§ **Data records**

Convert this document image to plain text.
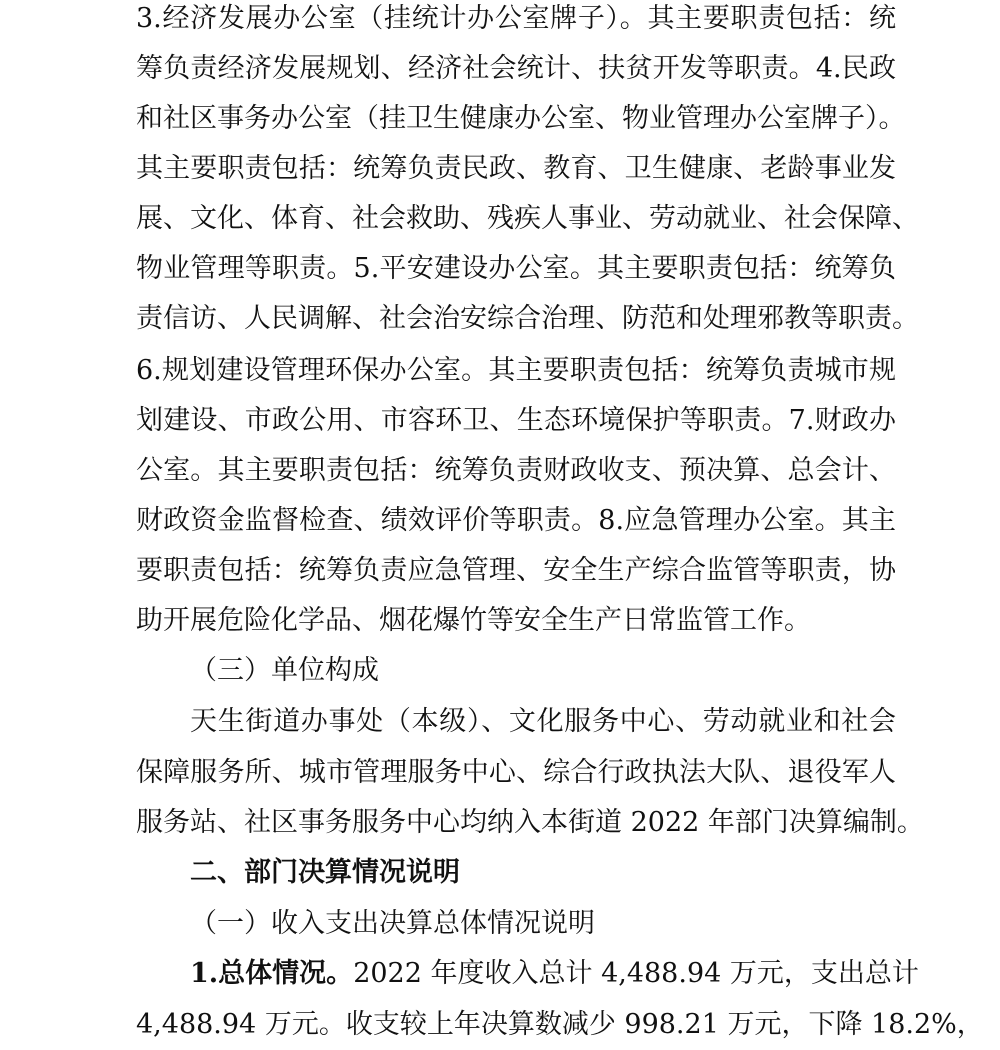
3.经济发展办公室（挂统计办公室牌子）。其主要职责包括：统
筹负责经济发展规划、经济社会统计、扶贫开发等职责。4.民政
和社区事务办公室（挂卫生健康办公室、物业管理办公室牌子）。
其主要职责包括：统筹负责民政、教育、卫生健康、老龄事业发
展、文化、体育、社会救助、残疾人事业、劳动就业、社会保障、
物业管理等职责。5.平安建设办公室。其主要职责包括：统筹负
责信访、人民调解、社会治安综合治理、防范和处理邪教等职责。
6.规划建设管理环保办公室。其主要职责包括：统筹负责城市规
划建设、市政公用、市容环卫、生态环境保护等职责。7.财政办
公室。其主要职责包括：统筹负责财政收支、预决算、总会计、
财政资金监督检查、绩效评价等职责。8.应急管理办公室。其主
要职责包括：统筹负责应急管理、安全生产综合监管等职责，协
助开展危险化学品、烟花爆竹等安全生产日常监管工作。
（三）单位构成
天生街道办事处（本级）、文化服务中心、劳动就业和社会
保障服务所、城市管理服务中心、综合行政执法大队、退役军人
服务站、社区事务服务中心均纳入本街道 2022 年部门决算编制。
二、部门决算情况说明
（一）收入支出决算总体情况说明
1.总体情况。2022 年度收入总计 4,488.94 万元，支出总计
4,488.94 万元。收支较上年决算数减少 998.21 万元，下降 18.2%，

§ **Exercise brief**
Except for the pictures, copy the material above exactly.

§ **Output below**
Convert this document image to plain text.
3.经济发展办公室（挂统计办公室牌子）。其主要职责包括：统
筹负责经济发展规划、经济社会统计、扶贫开发等职责。4.民政
和社区事务办公室（挂卫生健康办公室、物业管理办公室牌子）。
其主要职责包括：统筹负责民政、教育、卫生健康、老龄事业发
展、文化、体育、社会救助、残疾人事业、劳动就业、社会保障、
物业管理等职责。5.平安建设办公室。其主要职责包括：统筹负
责信访、人民调解、社会治安综合治理、防范和处理邪教等职责。
6.规划建设管理环保办公室。其主要职责包括：统筹负责城市规
划建设、市政公用、市容环卫、生态环境保护等职责。7.财政办
公室。其主要职责包括：统筹负责财政收支、预决算、总会计、
财政资金监督检查、绩效评价等职责。8.应急管理办公室。其主
要职责包括：统筹负责应急管理、安全生产综合监管等职责，协
助开展危险化学品、烟花爆竹等安全生产日常监管工作。
（三）单位构成
天生街道办事处（本级）、文化服务中心、劳动就业和社会
保障服务所、城市管理服务中心、综合行政执法大队、退役军人
服务站、社区事务服务中心均纳入本街道 2022 年部门决算编制。
二、部门决算情况说明
（一）收入支出决算总体情况说明
1.总体情况。2022 年度收入总计 4,488.94 万元，支出总计
4,488.94 万元。收支较上年决算数减少 998.21 万元，下降 18.2%，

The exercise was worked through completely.